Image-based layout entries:
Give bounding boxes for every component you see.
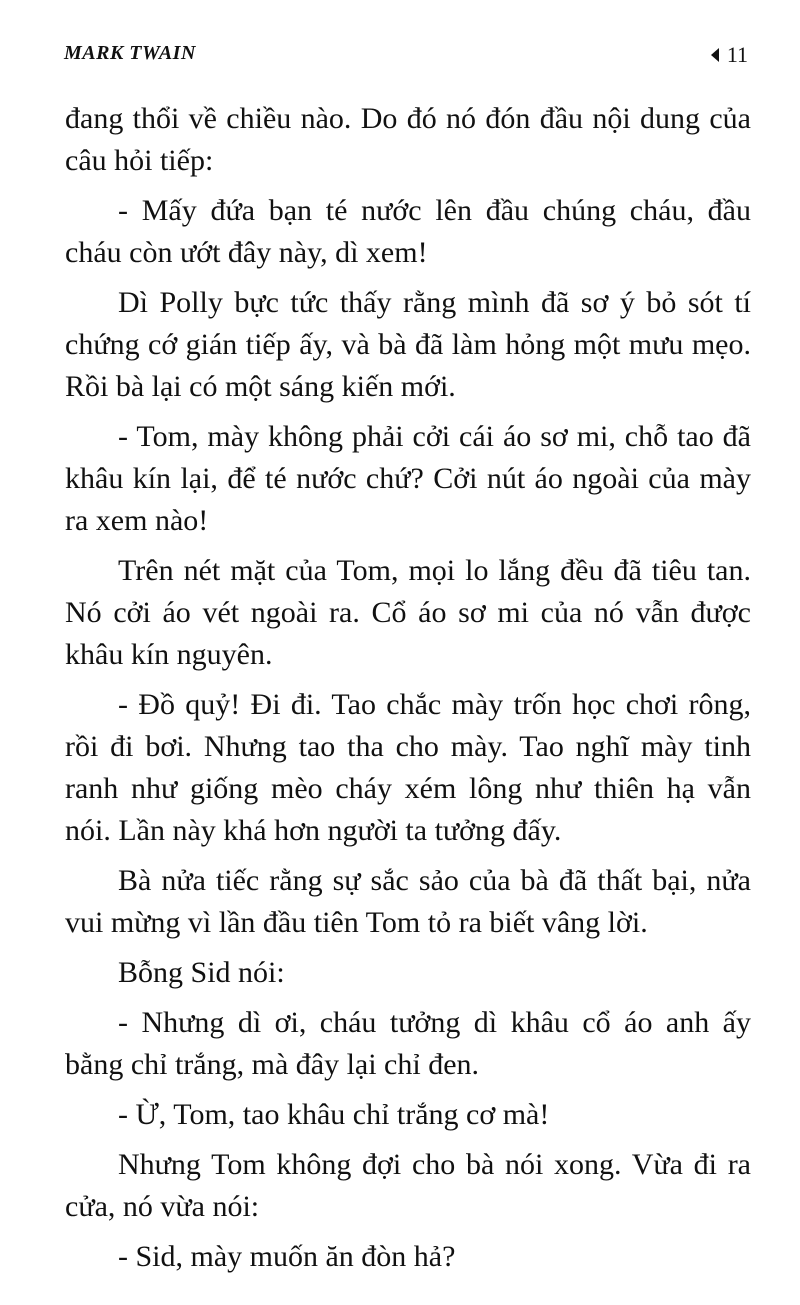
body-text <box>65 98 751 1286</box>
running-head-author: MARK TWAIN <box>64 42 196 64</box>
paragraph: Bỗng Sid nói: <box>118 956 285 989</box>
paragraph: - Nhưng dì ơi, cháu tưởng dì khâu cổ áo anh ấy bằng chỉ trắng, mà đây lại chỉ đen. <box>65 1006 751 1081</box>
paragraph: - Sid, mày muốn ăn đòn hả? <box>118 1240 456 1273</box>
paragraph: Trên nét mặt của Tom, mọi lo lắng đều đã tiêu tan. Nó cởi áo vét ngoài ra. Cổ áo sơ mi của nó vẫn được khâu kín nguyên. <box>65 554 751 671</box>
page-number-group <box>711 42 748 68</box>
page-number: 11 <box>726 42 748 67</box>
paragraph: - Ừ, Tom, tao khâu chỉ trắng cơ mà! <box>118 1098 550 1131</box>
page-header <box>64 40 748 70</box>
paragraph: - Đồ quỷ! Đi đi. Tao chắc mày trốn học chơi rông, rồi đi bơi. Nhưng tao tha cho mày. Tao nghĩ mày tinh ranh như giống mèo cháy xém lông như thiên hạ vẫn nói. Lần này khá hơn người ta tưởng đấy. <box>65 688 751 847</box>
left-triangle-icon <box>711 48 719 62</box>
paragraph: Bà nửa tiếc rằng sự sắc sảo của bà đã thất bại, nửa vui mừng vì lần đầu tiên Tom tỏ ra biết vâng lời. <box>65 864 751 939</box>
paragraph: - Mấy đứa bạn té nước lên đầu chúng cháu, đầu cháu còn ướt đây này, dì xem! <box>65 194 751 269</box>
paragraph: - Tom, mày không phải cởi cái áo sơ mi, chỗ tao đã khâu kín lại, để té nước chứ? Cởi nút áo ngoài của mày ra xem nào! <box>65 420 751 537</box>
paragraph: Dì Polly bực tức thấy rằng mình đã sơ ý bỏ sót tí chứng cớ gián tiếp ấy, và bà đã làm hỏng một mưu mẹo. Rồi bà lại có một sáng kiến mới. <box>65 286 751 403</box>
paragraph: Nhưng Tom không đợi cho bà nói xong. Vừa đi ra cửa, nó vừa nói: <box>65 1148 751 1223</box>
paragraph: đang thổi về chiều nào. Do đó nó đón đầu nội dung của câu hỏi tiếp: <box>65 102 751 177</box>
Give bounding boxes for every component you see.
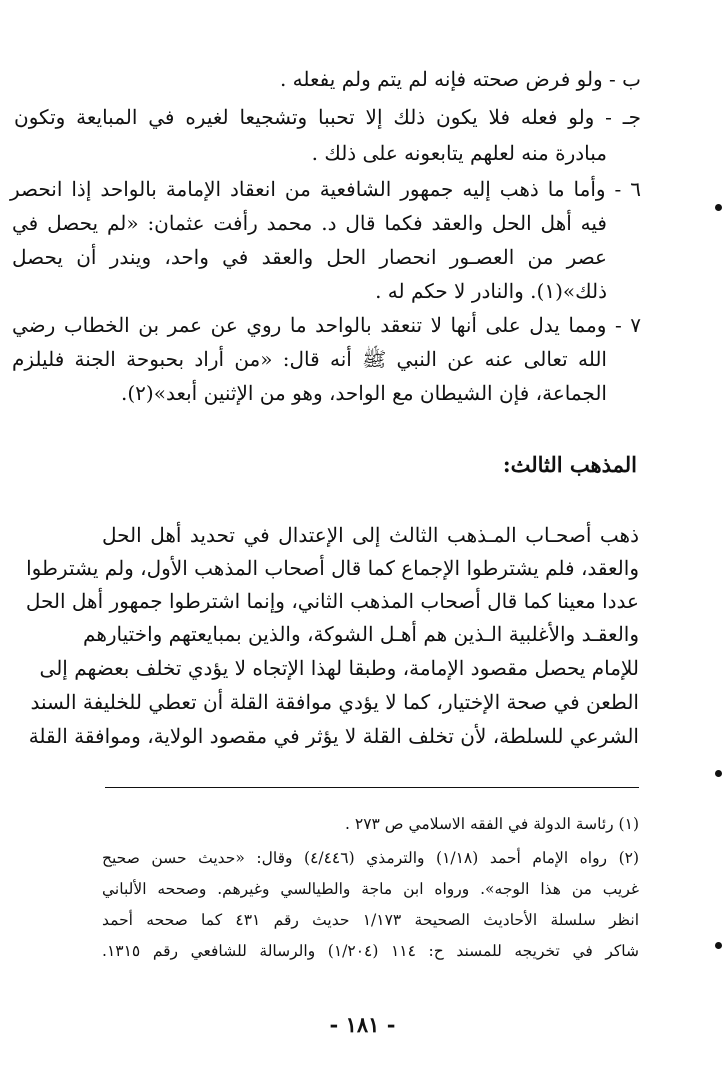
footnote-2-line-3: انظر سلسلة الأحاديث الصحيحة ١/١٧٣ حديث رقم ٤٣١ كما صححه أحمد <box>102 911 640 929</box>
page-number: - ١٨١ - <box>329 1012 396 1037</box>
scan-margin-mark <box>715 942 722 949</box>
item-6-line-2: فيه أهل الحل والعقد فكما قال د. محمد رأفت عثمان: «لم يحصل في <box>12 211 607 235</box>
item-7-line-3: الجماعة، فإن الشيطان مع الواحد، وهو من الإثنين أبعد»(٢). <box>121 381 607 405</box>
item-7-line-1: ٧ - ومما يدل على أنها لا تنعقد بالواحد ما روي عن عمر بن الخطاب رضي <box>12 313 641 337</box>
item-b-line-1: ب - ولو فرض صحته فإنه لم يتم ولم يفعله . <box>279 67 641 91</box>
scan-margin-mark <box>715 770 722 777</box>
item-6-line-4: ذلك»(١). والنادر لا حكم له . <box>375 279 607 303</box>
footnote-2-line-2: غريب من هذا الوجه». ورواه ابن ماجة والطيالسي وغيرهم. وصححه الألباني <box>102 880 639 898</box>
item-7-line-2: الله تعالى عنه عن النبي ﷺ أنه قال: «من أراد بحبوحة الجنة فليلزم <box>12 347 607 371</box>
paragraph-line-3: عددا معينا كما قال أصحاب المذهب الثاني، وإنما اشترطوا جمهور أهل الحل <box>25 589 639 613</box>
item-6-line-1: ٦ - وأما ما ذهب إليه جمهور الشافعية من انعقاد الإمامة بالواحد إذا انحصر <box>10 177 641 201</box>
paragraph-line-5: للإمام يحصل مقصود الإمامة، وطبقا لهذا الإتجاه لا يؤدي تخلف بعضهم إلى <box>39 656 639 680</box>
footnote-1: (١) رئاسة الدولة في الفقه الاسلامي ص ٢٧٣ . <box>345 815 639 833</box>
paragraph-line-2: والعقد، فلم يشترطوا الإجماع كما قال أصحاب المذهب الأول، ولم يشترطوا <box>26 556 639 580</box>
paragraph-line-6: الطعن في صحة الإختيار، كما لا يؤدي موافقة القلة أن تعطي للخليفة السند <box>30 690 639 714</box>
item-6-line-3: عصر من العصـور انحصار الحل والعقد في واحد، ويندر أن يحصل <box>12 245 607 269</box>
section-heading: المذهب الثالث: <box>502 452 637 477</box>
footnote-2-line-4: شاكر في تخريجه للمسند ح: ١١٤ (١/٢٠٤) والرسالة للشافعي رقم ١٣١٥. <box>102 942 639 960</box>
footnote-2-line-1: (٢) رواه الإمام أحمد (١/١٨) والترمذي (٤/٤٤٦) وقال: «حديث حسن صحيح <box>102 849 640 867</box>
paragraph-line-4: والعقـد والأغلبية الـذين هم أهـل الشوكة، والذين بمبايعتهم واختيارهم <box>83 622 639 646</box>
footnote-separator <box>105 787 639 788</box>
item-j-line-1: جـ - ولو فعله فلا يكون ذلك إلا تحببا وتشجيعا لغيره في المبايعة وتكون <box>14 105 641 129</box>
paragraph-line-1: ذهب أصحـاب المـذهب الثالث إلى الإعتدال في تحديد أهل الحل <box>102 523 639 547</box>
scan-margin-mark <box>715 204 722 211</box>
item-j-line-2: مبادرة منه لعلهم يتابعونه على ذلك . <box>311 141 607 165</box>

Exercise prompt: Present the lines of all the entries above as a Markdown table with the columns "Row" and "Entry line," numbering each row and skipping blank lines. Omit the pictures.

Result of the task:
| Row | Entry line |
|---|---|
| 1 | Give bounding boxes for every component you see. |
| 2 | body-text <box>65 98 751 1286</box> |
| 3 | running-head-author: MARK TWAIN <box>64 42 196 64</box> |
| 4 | paragraph: Bỗng Sid nói: <box>118 956 285 989</box> |
| 5 | paragraph: - Nhưng dì ơi, cháu tưởng dì khâu cổ áo anh ấy bằng chỉ trắng, mà đây lại chỉ đen. <box>65 1006 751 1081</box> |
| 6 | paragraph: - Sid, mày muốn ăn đòn hả? <box>118 1240 456 1273</box> |
| 7 | paragraph: Trên nét mặt của Tom, mọi lo lắng đều đã tiêu tan. Nó cởi áo vét ngoài ra. Cổ áo sơ mi của nó vẫn được khâu kín nguyên. <box>65 554 751 671</box> |
| 8 | page-number-group <box>711 42 748 68</box> |
| 9 | page-number: 11 <box>726 42 748 67</box> |
| 10 | paragraph: - Ừ, Tom, tao khâu chỉ trắng cơ mà! <box>118 1098 550 1131</box> |
| 11 | page-header <box>64 40 748 70</box> |
| 12 | paragraph: - Đồ quỷ! Đi đi. Tao chắc mày trốn học chơi rông, rồi đi bơi. Nhưng tao tha cho mày. Tao nghĩ mày tinh ranh như giống mèo cháy xém lông như thiên hạ vẫn nói. Lần này khá hơn người ta tưởng đấy. <box>65 688 751 847</box> |
| 13 | left-triangle-icon <box>711 48 719 62</box> |
| 14 | paragraph: Bà nửa tiếc rằng sự sắc sảo của bà đã thất bại, nửa vui mừng vì lần đầu tiên Tom tỏ ra biết vâng lời. <box>65 864 751 939</box> |
| 15 | paragraph: - Mấy đứa bạn té nước lên đầu chúng cháu, đầu cháu còn ướt đây này, dì xem! <box>65 194 751 269</box> |
| 16 | paragraph: - Tom, mày không phải cởi cái áo sơ mi, chỗ tao đã khâu kín lại, để té nước chứ? Cởi nút áo ngoài của mày ra xem nào! <box>65 420 751 537</box> |
| 17 | paragraph: Dì Polly bực tức thấy rằng mình đã sơ ý bỏ sót tí chứng cớ gián tiếp ấy, và bà đã làm hỏng một mưu mẹo. Rồi bà lại có một sáng kiến mới. <box>65 286 751 403</box> |
| 18 | paragraph: Nhưng Tom không đợi cho bà nói xong. Vừa đi ra cửa, nó vừa nói: <box>65 1148 751 1223</box> |
| 19 | paragraph: đang thổi về chiều nào. Do đó nó đón đầu nội dung của câu hỏi tiếp: <box>65 102 751 177</box> |
| 20 | Give bounding boxes for every component you see. |
| 21 | footnote-2-line-3: انظر سلسلة الأحاديث الصحيحة ١/١٧٣ حديث رقم ٤٣١ كما صححه أحمد <box>102 911 640 929</box> |
| 22 | page-number: - ١٨١ - <box>329 1012 396 1037</box> |
| 23 | scan-margin-mark <box>715 942 722 949</box> |
| 24 | item-6-line-2: فيه أهل الحل والعقد فكما قال د. محمد رأفت عثمان: «لم يحصل في <box>12 211 607 235</box> |
| 25 | item-7-line-3: الجماعة، فإن الشيطان مع الواحد، وهو من الإثنين أبعد»(٢). <box>121 381 607 405</box> |
| 26 | item-7-line-1: ٧ - ومما يدل على أنها لا تنعقد بالواحد ما روي عن عمر بن الخطاب رضي <box>12 313 641 337</box> |
| 27 | item-b-line-1: ب - ولو فرض صحته فإنه لم يتم ولم يفعله . <box>279 67 641 91</box> |
| 28 | scan-margin-mark <box>715 770 722 777</box> |
| 29 | item-6-line-4: ذلك»(١). والنادر لا حكم له . <box>375 279 607 303</box> |
| 30 | footnote-2-line-2: غريب من هذا الوجه». ورواه ابن ماجة والطيالسي وغيرهم. وصححه الألباني <box>102 880 639 898</box> |
| 31 | item-7-line-2: الله تعالى عنه عن النبي ﷺ أنه قال: «من أراد بحبوحة الجنة فليلزم <box>12 347 607 371</box> |
| 32 | paragraph-line-3: عددا معينا كما قال أصحاب المذهب الثاني، وإنما اشترطوا جمهور أهل الحل <box>25 589 639 613</box> |
| 33 | item-6-line-1: ٦ - وأما ما ذهب إليه جمهور الشافعية من انعقاد الإمامة بالواحد إذا انحصر <box>10 177 641 201</box> |
| 34 | paragraph-line-5: للإمام يحصل مقصود الإمامة، وطبقا لهذا الإتجاه لا يؤدي تخلف بعضهم إلى <box>39 656 639 680</box> |
| 35 | footnote-1: (١) رئاسة الدولة في الفقه الاسلامي ص ٢٧٣ . <box>345 815 639 833</box> |
| 36 | paragraph-line-2: والعقد، فلم يشترطوا الإجماع كما قال أصحاب المذهب الأول، ولم يشترطوا <box>26 556 639 580</box> |
| 37 | paragraph-line-6: الطعن في صحة الإختيار، كما لا يؤدي موافقة القلة أن تعطي للخليفة السند <box>30 690 639 714</box> |
| 38 | item-6-line-3: عصر من العصـور انحصار الحل والعقد في واحد، ويندر أن يحصل <box>12 245 607 269</box> |
| 39 | section-heading: المذهب الثالث: <box>502 452 637 477</box> |
| 40 | footnote-2-line-4: شاكر في تخريجه للمسند ح: ١١٤ (١/٢٠٤) والرسالة للشافعي رقم ١٣١٥. <box>102 942 639 960</box> |
| 41 | footnote-2-line-1: (٢) رواه الإمام أحمد (١/١٨) والترمذي (٤/٤٤٦) وقال: «حديث حسن صحيح <box>102 849 640 867</box> |
| 42 | paragraph-line-4: والعقـد والأغلبية الـذين هم أهـل الشوكة، والذين بمبايعتهم واختيارهم <box>83 622 639 646</box> |
| 43 | footnote-separator <box>105 787 639 788</box> |
| 44 | item-j-line-1: جـ - ولو فعله فلا يكون ذلك إلا تحببا وتشجيعا لغيره في المبايعة وتكون <box>14 105 641 129</box> |
| 45 | paragraph-line-1: ذهب أصحـاب المـذهب الثالث إلى الإعتدال في تحديد أهل الحل <box>102 523 639 547</box> |
| 46 | scan-margin-mark <box>715 204 722 211</box> |
| 47 | item-j-line-2: مبادرة منه لعلهم يتابعونه على ذلك . <box>311 141 607 165</box> |